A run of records
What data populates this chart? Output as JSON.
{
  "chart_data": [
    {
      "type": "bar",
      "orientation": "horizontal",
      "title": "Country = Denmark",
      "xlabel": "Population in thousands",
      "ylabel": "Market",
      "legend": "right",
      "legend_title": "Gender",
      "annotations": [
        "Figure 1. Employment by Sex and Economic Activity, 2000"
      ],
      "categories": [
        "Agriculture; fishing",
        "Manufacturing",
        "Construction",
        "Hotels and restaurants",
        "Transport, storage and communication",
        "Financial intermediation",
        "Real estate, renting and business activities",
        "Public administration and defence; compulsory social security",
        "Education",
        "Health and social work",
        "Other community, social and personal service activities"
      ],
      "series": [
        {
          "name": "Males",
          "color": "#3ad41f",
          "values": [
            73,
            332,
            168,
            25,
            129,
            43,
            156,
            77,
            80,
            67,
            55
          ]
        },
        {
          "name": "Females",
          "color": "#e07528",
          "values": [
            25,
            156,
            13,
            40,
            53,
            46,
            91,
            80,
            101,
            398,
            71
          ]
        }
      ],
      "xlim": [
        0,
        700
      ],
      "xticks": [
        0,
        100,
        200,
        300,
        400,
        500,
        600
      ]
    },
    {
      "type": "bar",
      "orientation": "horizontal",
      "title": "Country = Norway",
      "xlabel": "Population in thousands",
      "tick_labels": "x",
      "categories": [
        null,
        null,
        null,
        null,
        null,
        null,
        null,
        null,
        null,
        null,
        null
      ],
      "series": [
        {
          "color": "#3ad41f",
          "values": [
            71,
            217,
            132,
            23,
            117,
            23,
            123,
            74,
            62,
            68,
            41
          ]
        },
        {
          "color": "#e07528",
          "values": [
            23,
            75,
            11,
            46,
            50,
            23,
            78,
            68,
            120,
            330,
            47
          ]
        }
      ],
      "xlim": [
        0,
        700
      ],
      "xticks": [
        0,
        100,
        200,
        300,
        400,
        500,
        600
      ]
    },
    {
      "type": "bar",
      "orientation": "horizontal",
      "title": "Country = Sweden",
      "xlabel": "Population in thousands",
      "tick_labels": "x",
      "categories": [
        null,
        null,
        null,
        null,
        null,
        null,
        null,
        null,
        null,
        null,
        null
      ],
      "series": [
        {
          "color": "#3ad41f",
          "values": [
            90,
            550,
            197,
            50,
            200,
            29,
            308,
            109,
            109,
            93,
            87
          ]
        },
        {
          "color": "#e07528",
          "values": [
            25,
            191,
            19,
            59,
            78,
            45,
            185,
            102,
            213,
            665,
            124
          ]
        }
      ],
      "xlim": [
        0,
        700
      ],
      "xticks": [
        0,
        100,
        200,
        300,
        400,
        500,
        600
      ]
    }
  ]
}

---

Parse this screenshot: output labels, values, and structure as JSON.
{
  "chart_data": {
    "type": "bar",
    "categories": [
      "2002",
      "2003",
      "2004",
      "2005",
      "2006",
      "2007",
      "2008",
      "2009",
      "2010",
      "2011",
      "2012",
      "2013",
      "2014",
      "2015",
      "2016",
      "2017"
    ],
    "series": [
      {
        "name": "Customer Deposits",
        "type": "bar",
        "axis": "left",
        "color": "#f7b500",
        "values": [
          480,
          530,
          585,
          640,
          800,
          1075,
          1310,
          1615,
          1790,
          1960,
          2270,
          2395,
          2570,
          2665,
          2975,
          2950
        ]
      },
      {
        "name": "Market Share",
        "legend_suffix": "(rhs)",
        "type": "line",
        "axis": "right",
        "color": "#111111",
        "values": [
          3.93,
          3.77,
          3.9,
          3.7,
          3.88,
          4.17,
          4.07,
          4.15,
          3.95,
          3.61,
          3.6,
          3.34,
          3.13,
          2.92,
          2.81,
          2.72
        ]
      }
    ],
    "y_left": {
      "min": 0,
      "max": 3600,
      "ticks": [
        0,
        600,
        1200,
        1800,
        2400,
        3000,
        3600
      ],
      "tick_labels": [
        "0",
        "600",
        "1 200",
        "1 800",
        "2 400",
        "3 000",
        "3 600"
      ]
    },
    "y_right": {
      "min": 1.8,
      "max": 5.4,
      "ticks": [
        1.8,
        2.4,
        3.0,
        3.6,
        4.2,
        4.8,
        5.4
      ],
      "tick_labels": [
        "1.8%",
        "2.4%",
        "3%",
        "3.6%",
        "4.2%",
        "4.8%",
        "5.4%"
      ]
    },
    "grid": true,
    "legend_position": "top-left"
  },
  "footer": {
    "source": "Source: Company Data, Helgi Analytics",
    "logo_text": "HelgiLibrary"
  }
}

**Set task:** Among the lines above, count those containing the word "social" and give nothing but the result.

**Solution to the exercise:** 3